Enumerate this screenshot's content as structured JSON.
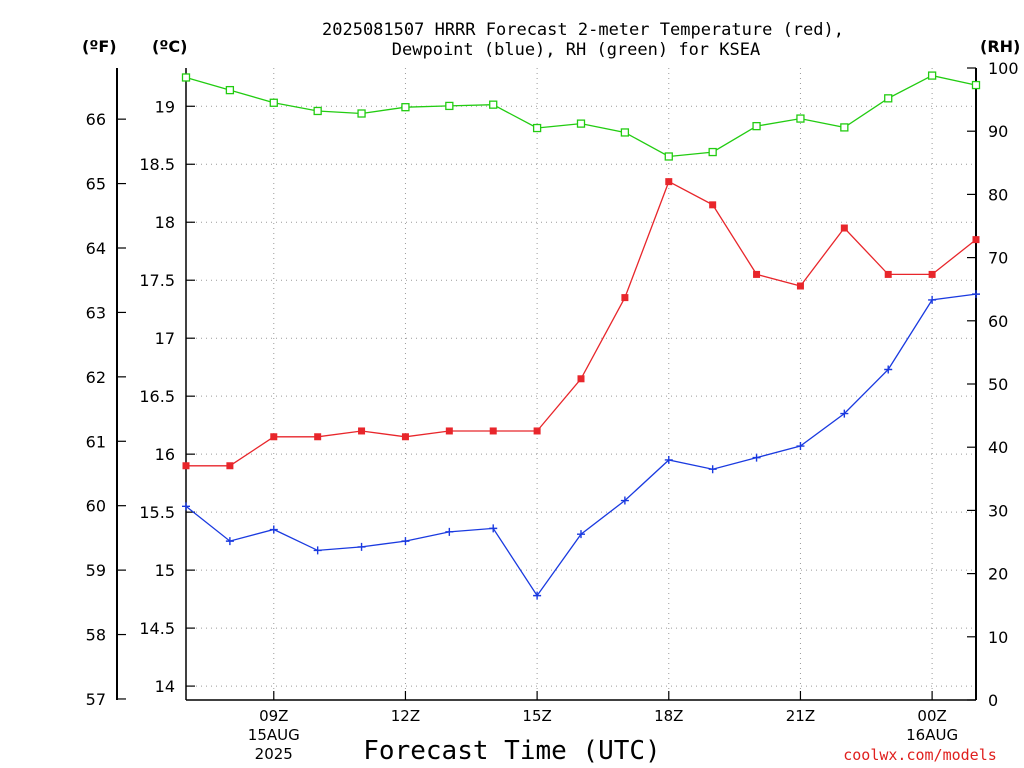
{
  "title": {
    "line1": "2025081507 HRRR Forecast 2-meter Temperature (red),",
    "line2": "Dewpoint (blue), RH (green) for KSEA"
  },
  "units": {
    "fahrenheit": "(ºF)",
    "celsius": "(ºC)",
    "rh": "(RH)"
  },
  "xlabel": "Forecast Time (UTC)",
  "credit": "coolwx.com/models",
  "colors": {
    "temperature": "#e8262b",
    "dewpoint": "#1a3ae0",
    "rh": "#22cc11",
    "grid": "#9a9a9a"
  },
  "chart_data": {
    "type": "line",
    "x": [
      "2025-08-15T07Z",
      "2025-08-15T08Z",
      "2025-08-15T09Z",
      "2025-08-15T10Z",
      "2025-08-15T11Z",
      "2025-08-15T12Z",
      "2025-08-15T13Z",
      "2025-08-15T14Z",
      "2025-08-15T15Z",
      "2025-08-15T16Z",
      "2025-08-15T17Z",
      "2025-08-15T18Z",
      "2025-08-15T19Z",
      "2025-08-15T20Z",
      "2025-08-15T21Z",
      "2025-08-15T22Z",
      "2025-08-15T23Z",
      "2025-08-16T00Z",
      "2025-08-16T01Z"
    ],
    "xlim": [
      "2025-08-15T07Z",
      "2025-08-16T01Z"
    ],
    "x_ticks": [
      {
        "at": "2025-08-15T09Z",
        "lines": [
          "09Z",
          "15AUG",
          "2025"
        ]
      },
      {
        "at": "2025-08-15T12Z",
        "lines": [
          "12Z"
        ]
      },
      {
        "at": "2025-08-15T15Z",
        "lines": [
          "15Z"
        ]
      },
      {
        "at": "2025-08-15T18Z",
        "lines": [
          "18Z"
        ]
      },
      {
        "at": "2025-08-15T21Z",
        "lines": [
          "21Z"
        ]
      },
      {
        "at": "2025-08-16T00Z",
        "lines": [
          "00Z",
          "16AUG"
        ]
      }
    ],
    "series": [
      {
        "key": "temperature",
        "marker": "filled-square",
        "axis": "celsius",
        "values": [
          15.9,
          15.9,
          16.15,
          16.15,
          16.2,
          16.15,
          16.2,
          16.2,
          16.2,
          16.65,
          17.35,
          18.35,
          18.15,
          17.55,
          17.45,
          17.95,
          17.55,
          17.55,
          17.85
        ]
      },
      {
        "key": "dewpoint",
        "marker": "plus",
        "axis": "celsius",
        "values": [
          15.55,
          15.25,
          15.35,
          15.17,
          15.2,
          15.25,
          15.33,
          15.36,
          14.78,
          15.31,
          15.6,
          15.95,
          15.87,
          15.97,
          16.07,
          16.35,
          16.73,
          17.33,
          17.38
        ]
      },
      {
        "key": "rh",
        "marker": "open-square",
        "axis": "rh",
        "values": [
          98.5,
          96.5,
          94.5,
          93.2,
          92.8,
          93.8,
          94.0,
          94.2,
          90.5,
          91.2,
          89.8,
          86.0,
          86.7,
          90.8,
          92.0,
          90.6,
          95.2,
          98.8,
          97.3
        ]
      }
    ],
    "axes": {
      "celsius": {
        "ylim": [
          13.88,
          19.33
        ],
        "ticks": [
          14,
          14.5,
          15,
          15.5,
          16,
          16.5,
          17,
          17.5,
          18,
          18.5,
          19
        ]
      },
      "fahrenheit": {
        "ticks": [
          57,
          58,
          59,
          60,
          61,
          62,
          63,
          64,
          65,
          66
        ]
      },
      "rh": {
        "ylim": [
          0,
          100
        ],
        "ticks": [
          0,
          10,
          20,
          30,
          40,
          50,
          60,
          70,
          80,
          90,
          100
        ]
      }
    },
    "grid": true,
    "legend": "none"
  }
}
_ _ _ _
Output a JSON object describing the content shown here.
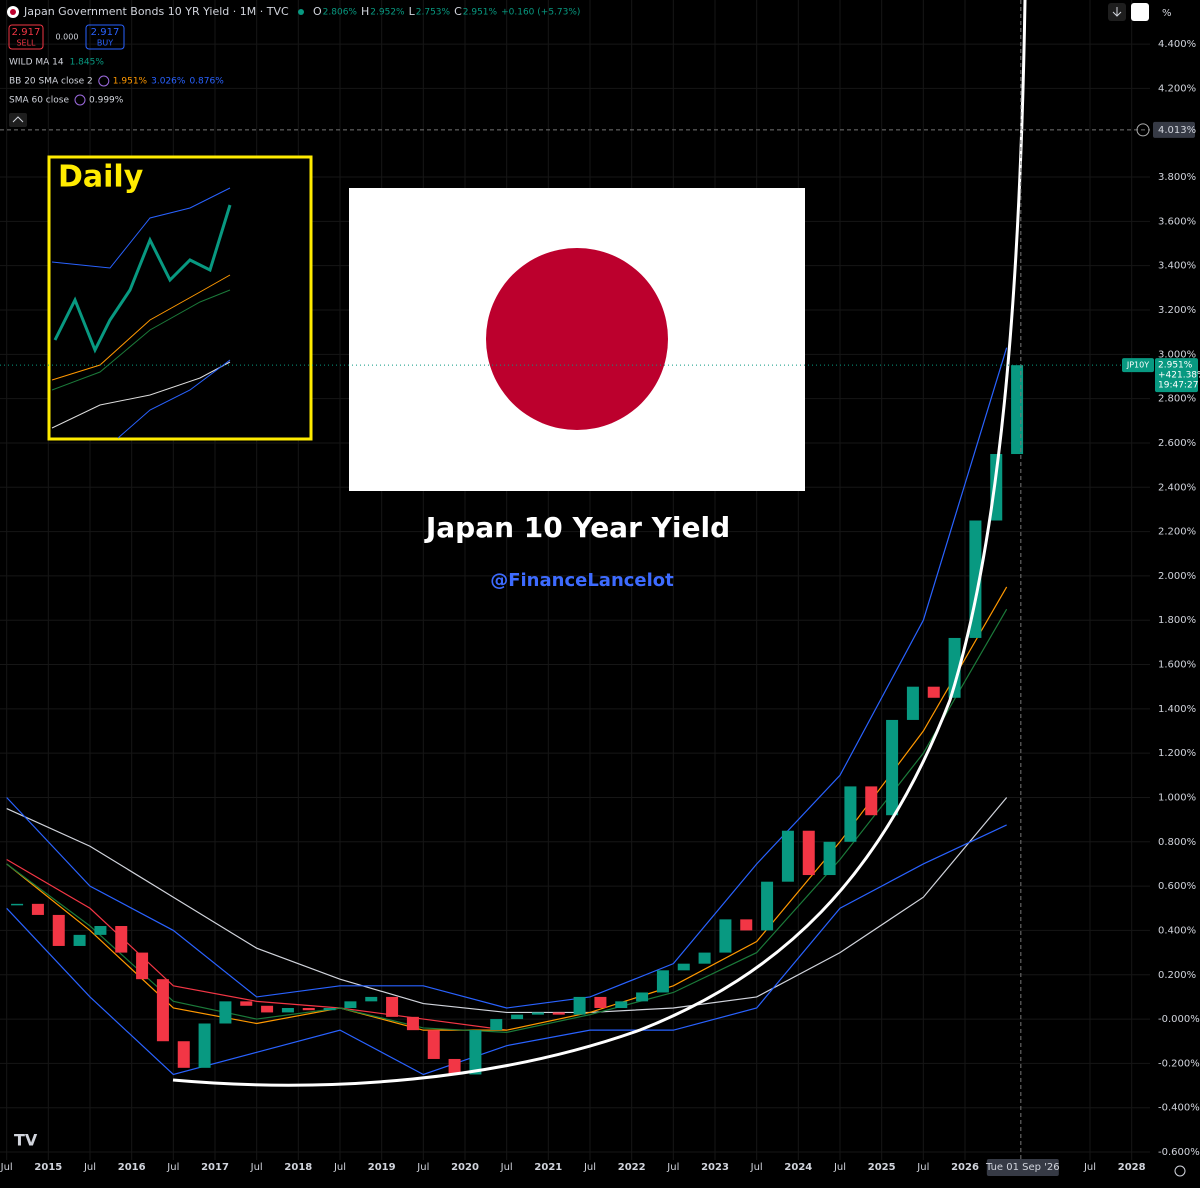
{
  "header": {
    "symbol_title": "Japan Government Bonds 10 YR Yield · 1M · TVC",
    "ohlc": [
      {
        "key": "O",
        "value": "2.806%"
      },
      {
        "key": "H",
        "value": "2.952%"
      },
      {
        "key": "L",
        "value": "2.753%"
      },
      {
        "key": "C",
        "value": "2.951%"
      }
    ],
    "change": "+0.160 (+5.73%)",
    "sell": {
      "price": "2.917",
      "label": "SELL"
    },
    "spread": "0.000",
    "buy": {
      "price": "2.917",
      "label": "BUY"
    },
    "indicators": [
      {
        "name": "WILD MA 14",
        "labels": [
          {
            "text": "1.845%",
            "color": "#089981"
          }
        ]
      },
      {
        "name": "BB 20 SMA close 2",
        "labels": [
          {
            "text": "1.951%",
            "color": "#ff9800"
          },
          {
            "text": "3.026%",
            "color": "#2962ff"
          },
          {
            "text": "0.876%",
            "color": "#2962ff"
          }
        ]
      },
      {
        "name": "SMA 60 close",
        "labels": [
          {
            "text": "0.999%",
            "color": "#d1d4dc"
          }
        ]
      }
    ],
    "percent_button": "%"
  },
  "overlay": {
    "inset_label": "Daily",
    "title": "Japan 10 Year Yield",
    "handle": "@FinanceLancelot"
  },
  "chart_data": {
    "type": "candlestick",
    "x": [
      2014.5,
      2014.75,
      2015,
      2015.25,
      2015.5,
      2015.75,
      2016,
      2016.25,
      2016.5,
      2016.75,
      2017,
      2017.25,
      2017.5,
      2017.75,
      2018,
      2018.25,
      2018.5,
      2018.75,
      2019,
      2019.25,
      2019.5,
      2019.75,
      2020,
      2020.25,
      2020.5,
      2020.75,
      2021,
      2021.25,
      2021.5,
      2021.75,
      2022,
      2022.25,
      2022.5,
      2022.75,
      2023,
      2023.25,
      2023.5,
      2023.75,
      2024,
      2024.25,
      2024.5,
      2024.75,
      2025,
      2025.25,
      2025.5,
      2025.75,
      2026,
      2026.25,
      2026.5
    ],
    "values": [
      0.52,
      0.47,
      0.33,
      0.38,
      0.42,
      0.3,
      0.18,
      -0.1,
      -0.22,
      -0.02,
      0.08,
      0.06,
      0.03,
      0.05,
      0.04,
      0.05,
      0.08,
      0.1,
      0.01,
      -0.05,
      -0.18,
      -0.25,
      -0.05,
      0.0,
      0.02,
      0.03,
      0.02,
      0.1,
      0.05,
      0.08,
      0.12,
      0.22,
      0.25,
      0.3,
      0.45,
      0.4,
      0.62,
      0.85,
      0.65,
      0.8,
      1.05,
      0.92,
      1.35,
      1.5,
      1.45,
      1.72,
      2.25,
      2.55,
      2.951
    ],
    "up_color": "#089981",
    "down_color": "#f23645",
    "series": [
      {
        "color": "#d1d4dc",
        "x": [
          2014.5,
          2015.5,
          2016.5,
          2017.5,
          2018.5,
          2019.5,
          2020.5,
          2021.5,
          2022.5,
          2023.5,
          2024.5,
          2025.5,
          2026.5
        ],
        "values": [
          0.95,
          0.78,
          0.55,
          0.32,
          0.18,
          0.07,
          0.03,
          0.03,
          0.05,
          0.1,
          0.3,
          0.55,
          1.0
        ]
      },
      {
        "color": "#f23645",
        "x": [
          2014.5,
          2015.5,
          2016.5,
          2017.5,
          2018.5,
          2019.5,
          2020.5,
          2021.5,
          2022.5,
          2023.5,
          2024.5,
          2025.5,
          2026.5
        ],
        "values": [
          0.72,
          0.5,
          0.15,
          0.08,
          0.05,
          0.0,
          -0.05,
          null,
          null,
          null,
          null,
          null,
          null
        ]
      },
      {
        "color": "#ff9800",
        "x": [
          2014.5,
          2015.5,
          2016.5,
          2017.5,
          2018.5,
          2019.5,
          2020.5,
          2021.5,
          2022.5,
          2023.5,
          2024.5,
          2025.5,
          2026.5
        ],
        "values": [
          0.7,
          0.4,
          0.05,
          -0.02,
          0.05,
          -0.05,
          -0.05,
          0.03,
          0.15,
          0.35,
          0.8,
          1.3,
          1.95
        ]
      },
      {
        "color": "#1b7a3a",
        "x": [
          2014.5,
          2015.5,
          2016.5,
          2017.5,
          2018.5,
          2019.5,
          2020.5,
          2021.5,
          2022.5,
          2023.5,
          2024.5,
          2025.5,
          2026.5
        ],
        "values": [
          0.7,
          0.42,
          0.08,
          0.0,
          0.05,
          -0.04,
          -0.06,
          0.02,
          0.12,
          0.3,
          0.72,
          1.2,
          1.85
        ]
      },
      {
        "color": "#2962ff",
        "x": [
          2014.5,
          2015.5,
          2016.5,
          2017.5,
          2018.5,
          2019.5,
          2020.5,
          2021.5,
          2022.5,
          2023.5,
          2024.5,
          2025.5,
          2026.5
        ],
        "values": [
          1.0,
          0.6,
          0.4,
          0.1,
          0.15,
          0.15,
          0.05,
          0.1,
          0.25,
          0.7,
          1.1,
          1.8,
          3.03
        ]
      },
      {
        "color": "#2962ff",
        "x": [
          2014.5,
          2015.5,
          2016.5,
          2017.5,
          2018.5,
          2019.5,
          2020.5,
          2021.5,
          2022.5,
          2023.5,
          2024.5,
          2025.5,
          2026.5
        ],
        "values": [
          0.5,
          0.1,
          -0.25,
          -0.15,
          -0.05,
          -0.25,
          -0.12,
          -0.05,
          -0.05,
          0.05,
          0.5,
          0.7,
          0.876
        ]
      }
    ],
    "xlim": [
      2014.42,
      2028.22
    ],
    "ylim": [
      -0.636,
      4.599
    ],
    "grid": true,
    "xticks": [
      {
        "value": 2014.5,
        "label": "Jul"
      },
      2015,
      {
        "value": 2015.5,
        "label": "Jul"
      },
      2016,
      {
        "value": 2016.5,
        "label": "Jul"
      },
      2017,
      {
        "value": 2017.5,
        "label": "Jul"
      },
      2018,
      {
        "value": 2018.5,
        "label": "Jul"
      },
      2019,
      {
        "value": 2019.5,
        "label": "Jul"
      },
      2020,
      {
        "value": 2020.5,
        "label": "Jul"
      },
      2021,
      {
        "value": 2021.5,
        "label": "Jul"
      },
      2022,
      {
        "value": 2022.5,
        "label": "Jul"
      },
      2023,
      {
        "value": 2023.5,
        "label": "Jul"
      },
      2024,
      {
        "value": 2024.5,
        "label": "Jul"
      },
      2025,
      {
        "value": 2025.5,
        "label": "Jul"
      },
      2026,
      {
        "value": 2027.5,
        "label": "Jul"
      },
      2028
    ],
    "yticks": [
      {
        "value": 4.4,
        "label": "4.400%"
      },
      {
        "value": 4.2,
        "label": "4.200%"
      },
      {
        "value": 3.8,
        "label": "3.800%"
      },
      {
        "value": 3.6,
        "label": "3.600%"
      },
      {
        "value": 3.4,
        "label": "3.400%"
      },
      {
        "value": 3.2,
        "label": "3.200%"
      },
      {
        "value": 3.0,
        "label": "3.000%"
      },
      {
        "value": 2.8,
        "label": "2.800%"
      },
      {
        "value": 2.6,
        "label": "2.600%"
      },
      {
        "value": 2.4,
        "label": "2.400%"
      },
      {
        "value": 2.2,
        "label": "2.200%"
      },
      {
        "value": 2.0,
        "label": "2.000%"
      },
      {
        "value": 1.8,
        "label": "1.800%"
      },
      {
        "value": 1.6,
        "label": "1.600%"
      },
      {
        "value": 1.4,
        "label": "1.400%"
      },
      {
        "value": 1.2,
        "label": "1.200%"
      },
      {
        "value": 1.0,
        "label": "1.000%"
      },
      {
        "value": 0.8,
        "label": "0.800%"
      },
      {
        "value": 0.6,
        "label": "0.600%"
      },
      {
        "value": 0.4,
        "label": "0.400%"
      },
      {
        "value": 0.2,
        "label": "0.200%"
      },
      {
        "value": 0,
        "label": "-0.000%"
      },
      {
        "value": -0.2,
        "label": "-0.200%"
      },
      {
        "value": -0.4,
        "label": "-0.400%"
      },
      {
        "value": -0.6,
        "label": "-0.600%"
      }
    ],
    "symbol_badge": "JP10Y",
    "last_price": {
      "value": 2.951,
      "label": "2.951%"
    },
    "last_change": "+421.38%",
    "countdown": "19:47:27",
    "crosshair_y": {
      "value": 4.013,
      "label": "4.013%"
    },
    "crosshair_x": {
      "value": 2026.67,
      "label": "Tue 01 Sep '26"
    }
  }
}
_ _ _ _
◆ PROBLEM REQUIREMENTS ◆
Across the data, tally the lines containing "JSON" and give back the number alone.

◆ SOLUTION FOR THIS TASK ◆
2